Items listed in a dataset

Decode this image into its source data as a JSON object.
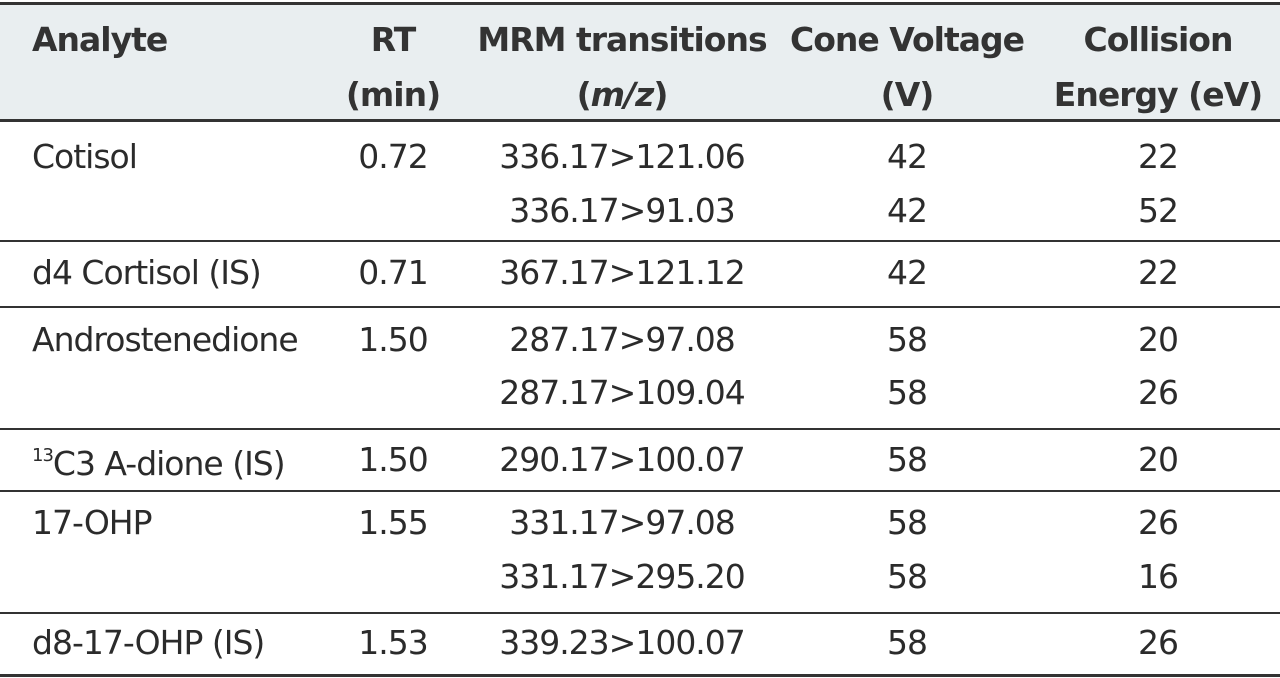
{
  "table": {
    "header": [
      {
        "lines": [
          "Analyte"
        ]
      },
      {
        "lines": [
          "RT",
          "(min)"
        ]
      },
      {
        "lines": [
          "MRM transitions"
        ],
        "open": "(",
        "italic": "m/z",
        "close": ")"
      },
      {
        "lines": [
          "Cone Voltage",
          "(V)"
        ]
      },
      {
        "lines": [
          "Collision",
          "Energy (eV)"
        ]
      }
    ],
    "rows": [
      {
        "analyte": "Cotisol",
        "rt": "0.72",
        "transitions": [
          {
            "mrm": "336.17>121.06",
            "cone": "42",
            "ce": "22"
          },
          {
            "mrm": "336.17>91.03",
            "cone": "42",
            "ce": "52"
          }
        ]
      },
      {
        "analyte": "d4 Cortisol (IS)",
        "rt": "0.71",
        "transitions": [
          {
            "mrm": "367.17>121.12",
            "cone": "42",
            "ce": "22"
          }
        ]
      },
      {
        "analyte": "Androstenedione",
        "rt": "1.50",
        "transitions": [
          {
            "mrm": "287.17>97.08",
            "cone": "58",
            "ce": "20"
          },
          {
            "mrm": "287.17>109.04",
            "cone": "58",
            "ce": "26"
          }
        ]
      },
      {
        "isotope": "13",
        "analyte": "C3 A-dione (IS)",
        "rt": "1.50",
        "transitions": [
          {
            "mrm": "290.17>100.07",
            "cone": "58",
            "ce": "20"
          }
        ]
      },
      {
        "analyte": "17-OHP",
        "rt": "1.55",
        "transitions": [
          {
            "mrm": "331.17>97.08",
            "cone": "58",
            "ce": "26"
          },
          {
            "mrm": "331.17>295.20",
            "cone": "58",
            "ce": "16"
          }
        ]
      },
      {
        "analyte": "d8-17-OHP (IS)",
        "rt": "1.53",
        "transitions": [
          {
            "mrm": "339.23>100.07",
            "cone": "58",
            "ce": "26"
          }
        ]
      }
    ]
  }
}
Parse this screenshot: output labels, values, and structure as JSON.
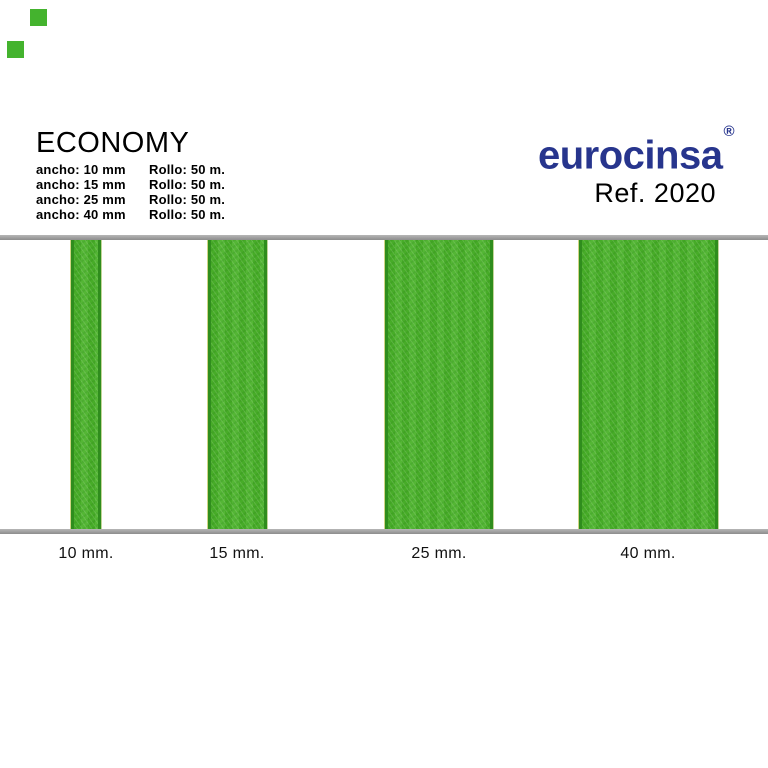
{
  "page": {
    "background_color": "#ffffff"
  },
  "swatches": {
    "color": "#44b32e",
    "count": 2
  },
  "header": {
    "title": "ECONOMY",
    "specs": [
      {
        "ancho": "ancho: 10 mm",
        "rollo": "Rollo: 50 m."
      },
      {
        "ancho": "ancho: 15 mm",
        "rollo": "Rollo: 50 m."
      },
      {
        "ancho": "ancho: 25 mm",
        "rollo": "Rollo: 50 m."
      },
      {
        "ancho": "ancho: 40 mm",
        "rollo": "Rollo: 50 m."
      }
    ]
  },
  "brand": {
    "logo_text": "eurocinsa",
    "registered_mark": "®",
    "reference": "Ref. 2020",
    "logo_color": "#27358d"
  },
  "ribbons": {
    "color": "#4bb22a",
    "edge_color": "#2f8d1d",
    "rail_color": "#9e9e9e",
    "items": [
      {
        "label": "10 mm.",
        "width_mm": 10
      },
      {
        "label": "15 mm.",
        "width_mm": 15
      },
      {
        "label": "25 mm.",
        "width_mm": 25
      },
      {
        "label": "40 mm.",
        "width_mm": 40
      }
    ]
  }
}
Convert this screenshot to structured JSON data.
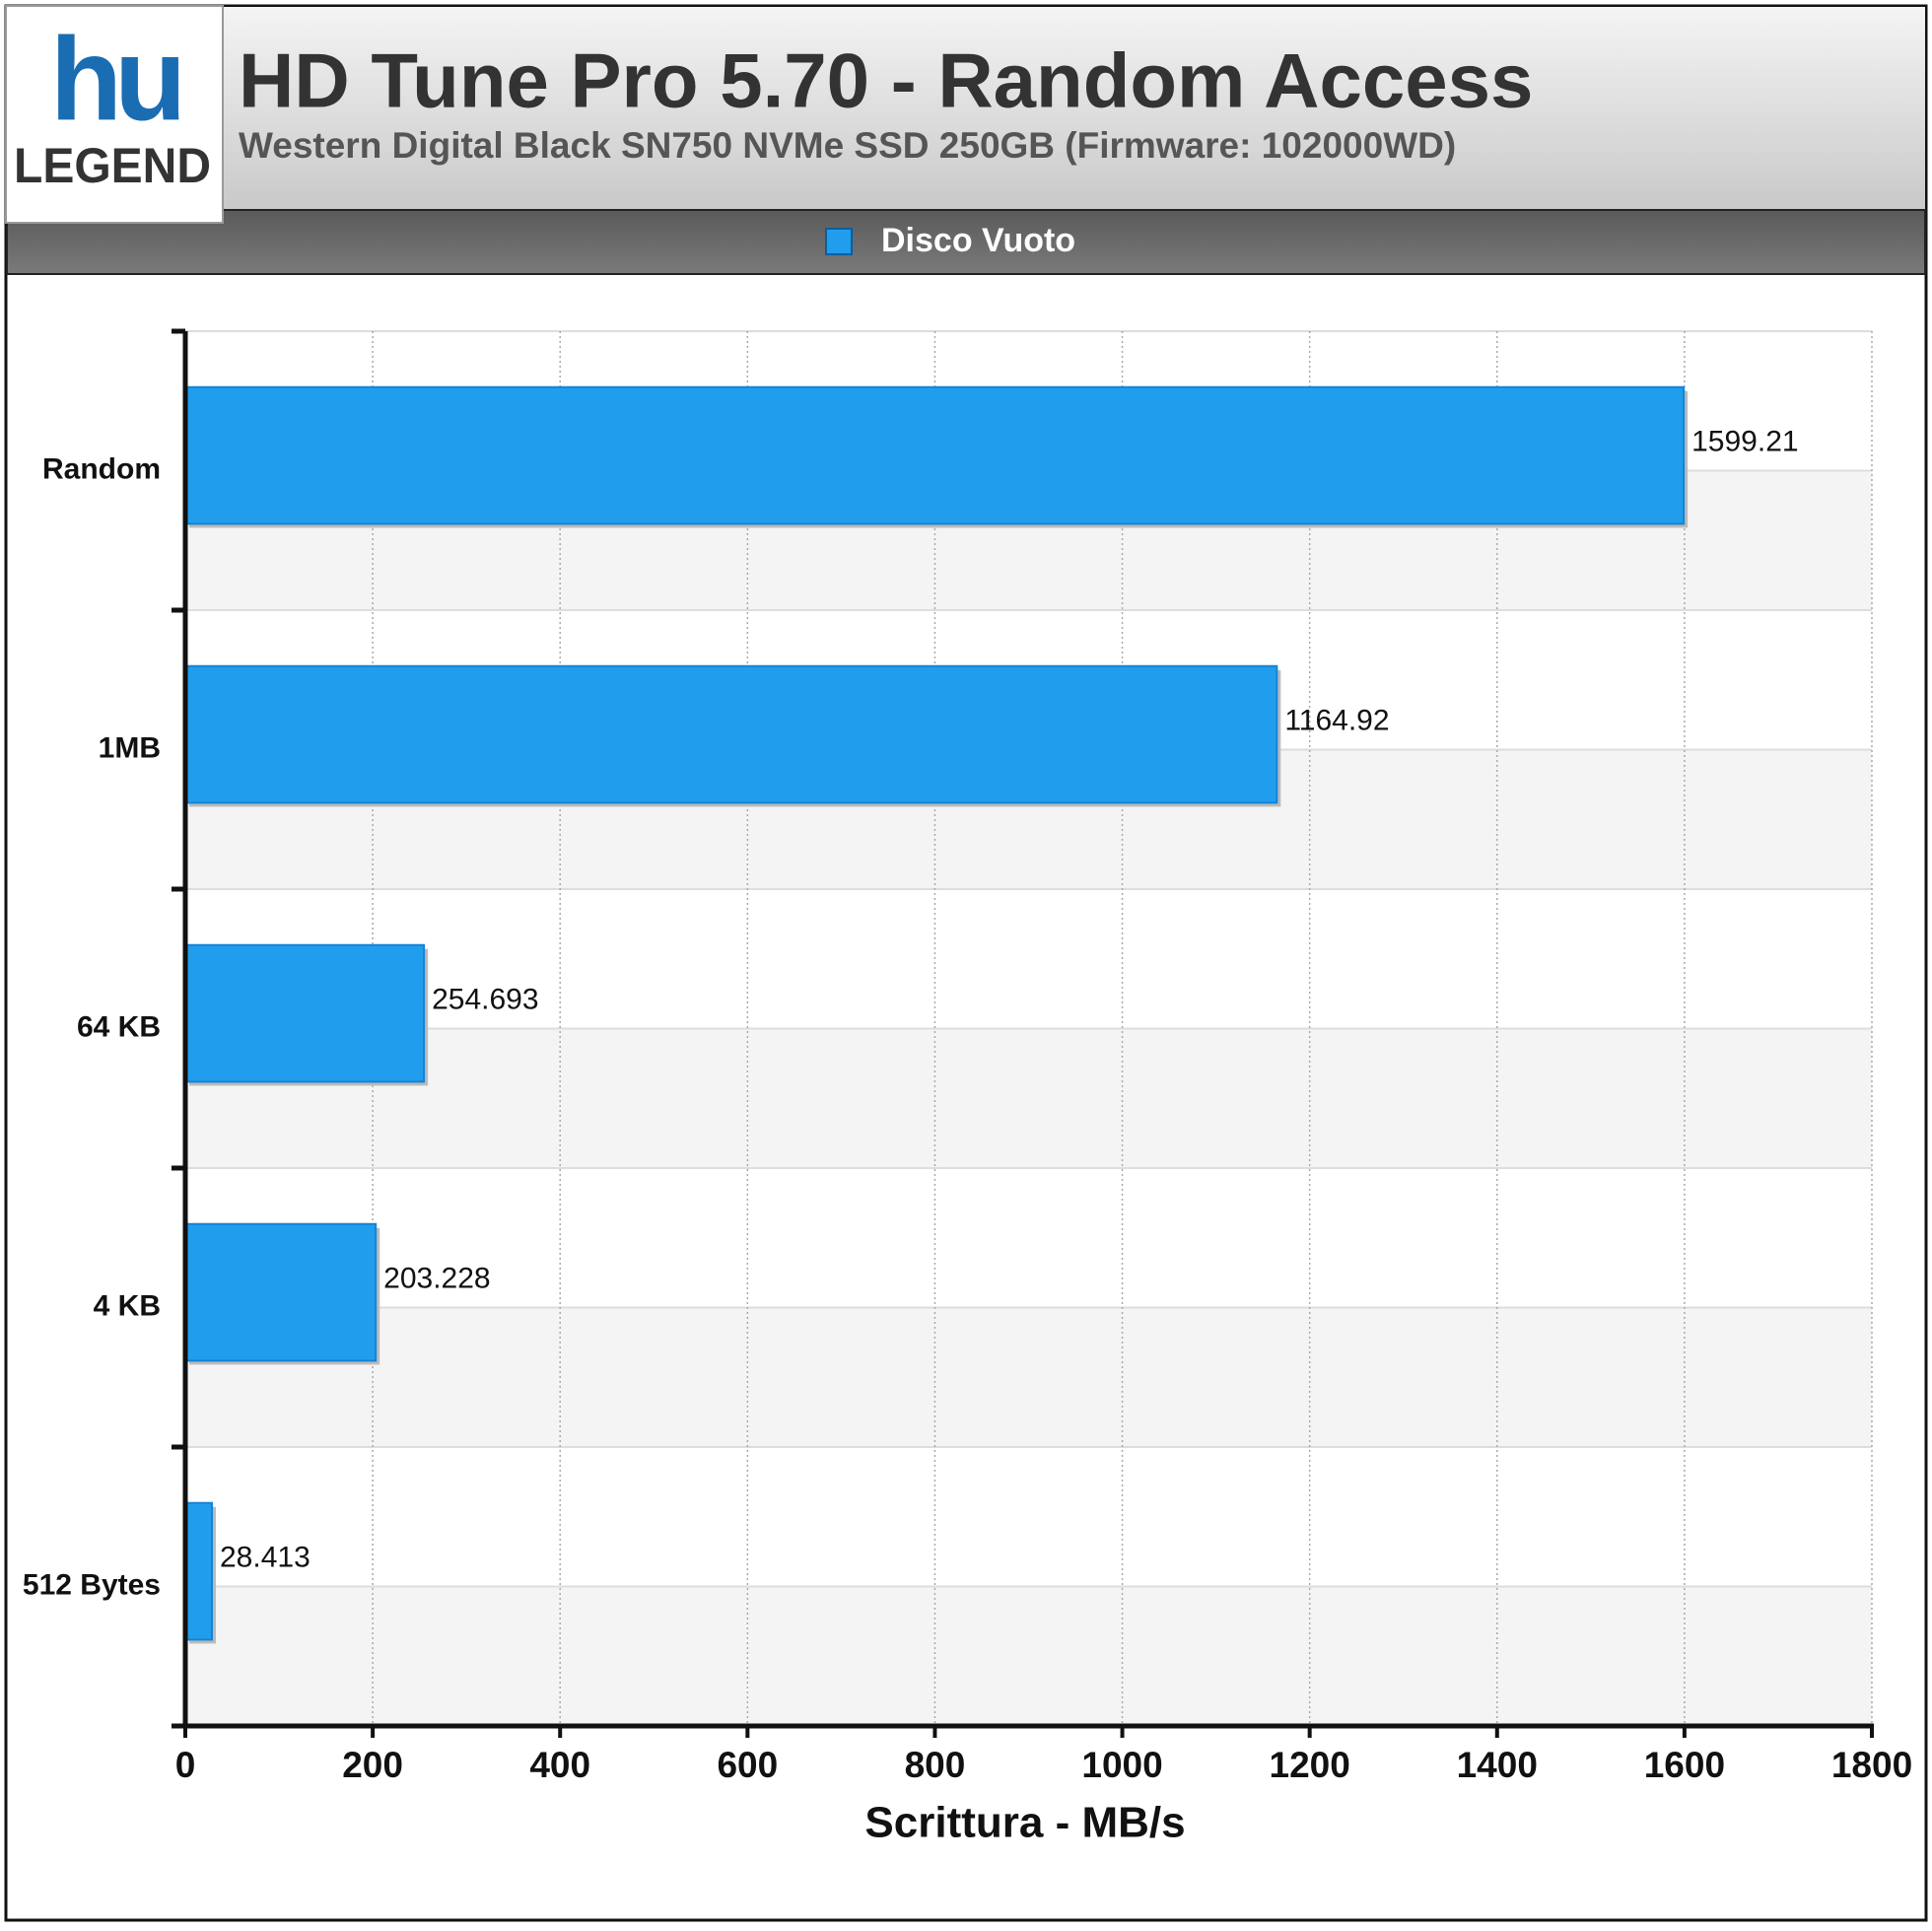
{
  "logo": {
    "mark": "hu",
    "text": "LEGEND"
  },
  "chart_data": {
    "type": "bar",
    "orientation": "horizontal",
    "title": "HD Tune Pro 5.70 - Random Access",
    "subtitle": "Western Digital Black SN750 NVMe SSD 250GB (Firmware: 102000WD)",
    "categories": [
      "Random",
      "1MB",
      "64 KB",
      "4 KB",
      "512 Bytes"
    ],
    "series": [
      {
        "name": "Disco Vuoto",
        "color": "#219ded",
        "values": [
          1599.21,
          1164.92,
          254.693,
          203.228,
          28.413
        ]
      }
    ],
    "xlabel": "Scrittura - MB/s",
    "xlim": [
      0,
      1800
    ],
    "xticks": [
      0,
      200,
      400,
      600,
      800,
      1000,
      1200,
      1400,
      1600,
      1800
    ],
    "grid": true
  }
}
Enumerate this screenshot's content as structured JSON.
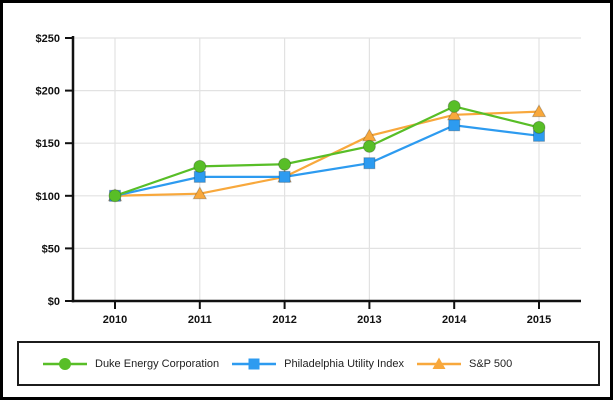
{
  "chart_data": {
    "type": "line",
    "title": "",
    "xlabel": "",
    "ylabel": "",
    "categories": [
      "2010",
      "2011",
      "2012",
      "2013",
      "2014",
      "2015"
    ],
    "series": [
      {
        "name": "Duke Energy Corporation",
        "marker": "circle",
        "color": "#58be27",
        "values": [
          100,
          128,
          130,
          147,
          185,
          165
        ]
      },
      {
        "name": "Philadelphia Utility Index",
        "marker": "square",
        "color": "#2d9bf0",
        "values": [
          100,
          118,
          118,
          131,
          167,
          157
        ]
      },
      {
        "name": "S&P 500",
        "marker": "triangle",
        "color": "#f8a83c",
        "values": [
          100,
          102,
          118,
          157,
          177,
          180
        ]
      }
    ],
    "ylim": [
      0,
      250
    ],
    "ytick_step": 50,
    "ytick_labels": [
      "$0",
      "$50",
      "$100",
      "$150",
      "$200",
      "$250"
    ],
    "grid": true,
    "legend_position": "bottom"
  },
  "colors": {
    "grid": "#e2e2e2",
    "axis": "#111111",
    "tick_label": "#111111",
    "background": "#ffffff",
    "outer_border": "#000000",
    "legend_border": "#1c1c1c"
  }
}
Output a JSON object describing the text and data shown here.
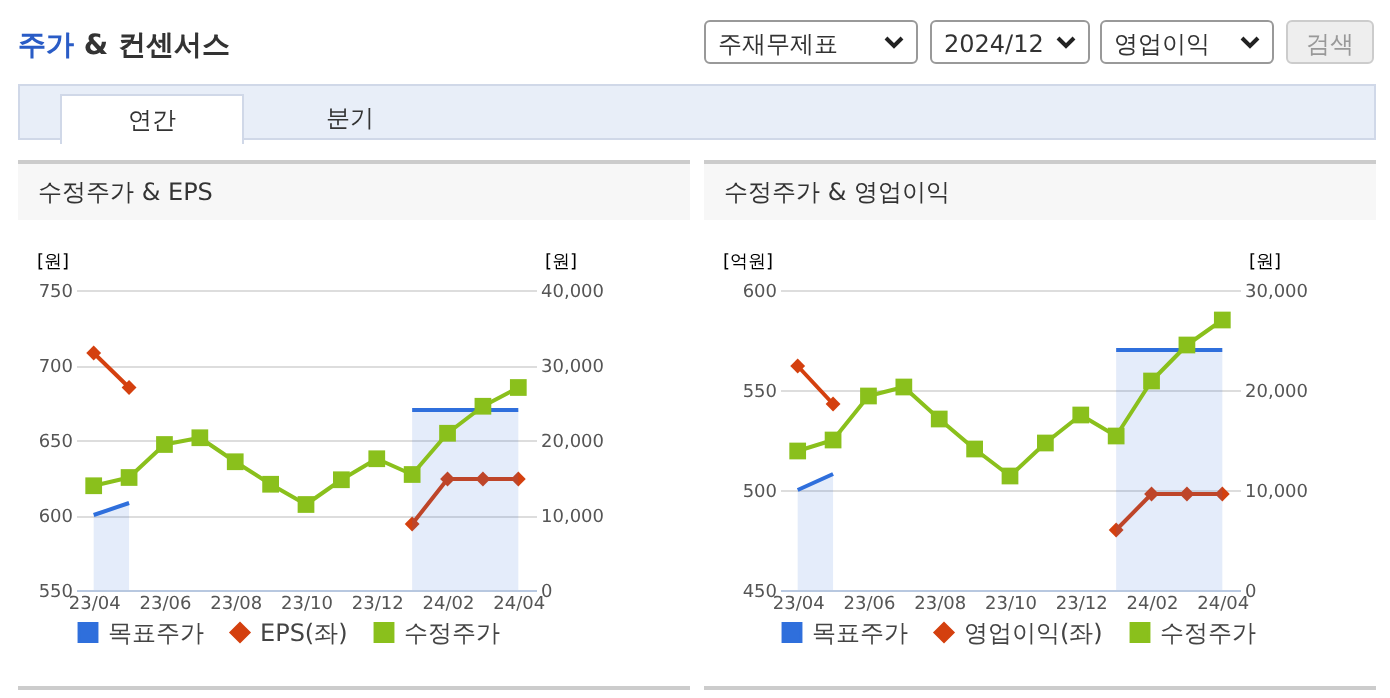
{
  "chart_data": [
    {
      "type": "line",
      "title": "수정주가 & EPS",
      "ylabel": "[원]",
      "y2label": "[원]",
      "categories": [
        "23/04",
        null,
        "23/06",
        null,
        "23/08",
        null,
        "23/10",
        null,
        "23/12",
        null,
        "24/02",
        null,
        "24/04"
      ],
      "ylim": [
        550,
        750
      ],
      "yticks": [
        550,
        600,
        650,
        700,
        750
      ],
      "y2lim": [
        0,
        40000
      ],
      "y2ticks": [
        0,
        {
          "value": 10000,
          "label": "10,000"
        },
        {
          "value": 20000,
          "label": "20,000"
        },
        {
          "value": 30000,
          "label": "30,000"
        },
        {
          "value": 40000,
          "label": "40,000"
        }
      ],
      "grid": "y",
      "legend": "bottom",
      "annotations": [
        "주가 & 컨센서스",
        "주재무제표",
        "2024/12",
        "영업이익",
        "검색",
        "연간",
        "분기"
      ],
      "series": [
        {
          "name": "목표주가",
          "type": "area",
          "axis": "y2",
          "color": "#2f6fdc",
          "values": [
            10000,
            11600,
            null,
            null,
            null,
            null,
            null,
            null,
            null,
            24000,
            24000,
            24000,
            24000
          ]
        },
        {
          "name": "EPS(좌)",
          "color": "#d4400f",
          "marker": "diamond",
          "values": [
            708,
            685,
            null,
            null,
            null,
            null,
            null,
            null,
            null,
            594,
            624,
            624,
            624
          ]
        },
        {
          "name": "수정주가",
          "axis": "y2",
          "color": "#8ac01c",
          "marker": "square",
          "values": [
            13900,
            15000,
            19400,
            20300,
            17100,
            14100,
            11400,
            14700,
            17500,
            15400,
            20900,
            24500,
            27000
          ]
        }
      ]
    },
    {
      "type": "line",
      "title": "수정주가 & 영업이익",
      "ylabel": "[억원]",
      "y2label": "[원]",
      "categories": [
        "23/04",
        null,
        "23/06",
        null,
        "23/08",
        null,
        "23/10",
        null,
        "23/12",
        null,
        "24/02",
        null,
        "24/04"
      ],
      "ylim": [
        450,
        600
      ],
      "yticks": [
        450,
        500,
        550,
        600
      ],
      "y2lim": [
        0,
        30000
      ],
      "y2ticks": [
        0,
        {
          "value": 10000,
          "label": "10,000"
        },
        {
          "value": 20000,
          "label": "20,000"
        },
        {
          "value": 30000,
          "label": "30,000"
        }
      ],
      "grid": "y",
      "legend": "bottom",
      "series": [
        {
          "name": "목표주가",
          "type": "area",
          "axis": "y2",
          "color": "#2f6fdc",
          "values": [
            10000,
            11600,
            null,
            null,
            null,
            null,
            null,
            null,
            null,
            24000,
            24000,
            24000,
            24000
          ]
        },
        {
          "name": "영업이익(좌)",
          "color": "#d4400f",
          "marker": "diamond",
          "values": [
            562,
            543,
            null,
            null,
            null,
            null,
            null,
            null,
            null,
            480,
            498,
            498,
            498
          ]
        },
        {
          "name": "수정주가",
          "axis": "y2",
          "color": "#8ac01c",
          "marker": "square",
          "values": [
            13900,
            15000,
            19400,
            20300,
            17100,
            14100,
            11400,
            14700,
            17500,
            15400,
            20900,
            24500,
            27000
          ]
        }
      ]
    }
  ]
}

### Required task
Copy each line of the data that contains the word "structured".

### Worked answer
Convert this screenshot to structured JSON data.
Enumerate this screenshot's content as structured JSON.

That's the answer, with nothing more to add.